Dataset rows about figures:
══════════
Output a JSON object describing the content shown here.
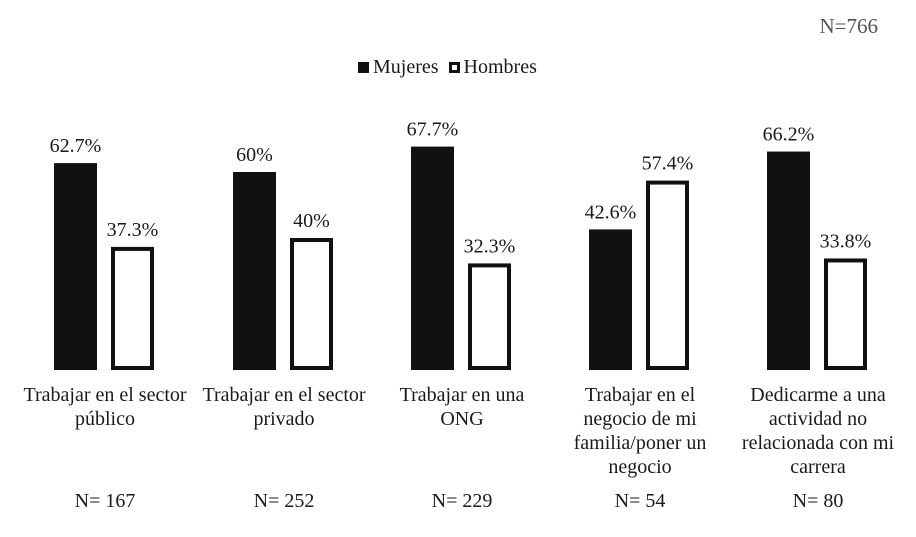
{
  "total_label": "N=766",
  "chart_data": {
    "type": "bar",
    "categories": [
      [
        "Trabajar en el sector",
        "público"
      ],
      [
        "Trabajar en el sector",
        "privado"
      ],
      [
        "Trabajar en una",
        "ONG"
      ],
      [
        "Trabajar en el",
        "negocio de mi",
        "familia/poner un",
        "negocio"
      ],
      [
        "Dedicarme a una",
        "actividad no",
        "relacionada con mi",
        "carrera"
      ]
    ],
    "series": [
      {
        "name": "Mujeres",
        "values": [
          62.7,
          60,
          67.7,
          42.6,
          66.2
        ],
        "labels": [
          "62.7%",
          "60%",
          "67.7%",
          "42.6%",
          "66.2%"
        ],
        "color": "#111111",
        "style": "filled"
      },
      {
        "name": "Hombres",
        "values": [
          37.3,
          40,
          32.3,
          57.4,
          33.8
        ],
        "labels": [
          "37.3%",
          "40%",
          "32.3%",
          "57.4%",
          "33.8%"
        ],
        "color": "#ffffff",
        "stroke": "#111111",
        "style": "outline"
      }
    ],
    "n_labels": [
      "N= 167",
      "N= 252",
      "N= 229",
      "N= 54",
      "N= 80"
    ],
    "legend_position": "top-center",
    "grid": false,
    "ylim": [
      0,
      100
    ]
  }
}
══════════
» YOUR OBJECTIVE
Write out each entry exactly as given, omitting any picture.

» FINISHED TASK
Output a JSON object describing the content shown here.
{
  "total_label": "N=766",
  "chart_data": {
    "type": "bar",
    "categories": [
      [
        "Trabajar en el sector",
        "público"
      ],
      [
        "Trabajar en el sector",
        "privado"
      ],
      [
        "Trabajar en una",
        "ONG"
      ],
      [
        "Trabajar en el",
        "negocio de mi",
        "familia/poner un",
        "negocio"
      ],
      [
        "Dedicarme a una",
        "actividad no",
        "relacionada con mi",
        "carrera"
      ]
    ],
    "series": [
      {
        "name": "Mujeres",
        "values": [
          62.7,
          60,
          67.7,
          42.6,
          66.2
        ],
        "labels": [
          "62.7%",
          "60%",
          "67.7%",
          "42.6%",
          "66.2%"
        ],
        "color": "#111111",
        "style": "filled"
      },
      {
        "name": "Hombres",
        "values": [
          37.3,
          40,
          32.3,
          57.4,
          33.8
        ],
        "labels": [
          "37.3%",
          "40%",
          "32.3%",
          "57.4%",
          "33.8%"
        ],
        "color": "#ffffff",
        "stroke": "#111111",
        "style": "outline"
      }
    ],
    "n_labels": [
      "N= 167",
      "N= 252",
      "N= 229",
      "N= 54",
      "N= 80"
    ],
    "legend_position": "top-center",
    "grid": false,
    "ylim": [
      0,
      100
    ]
  }
}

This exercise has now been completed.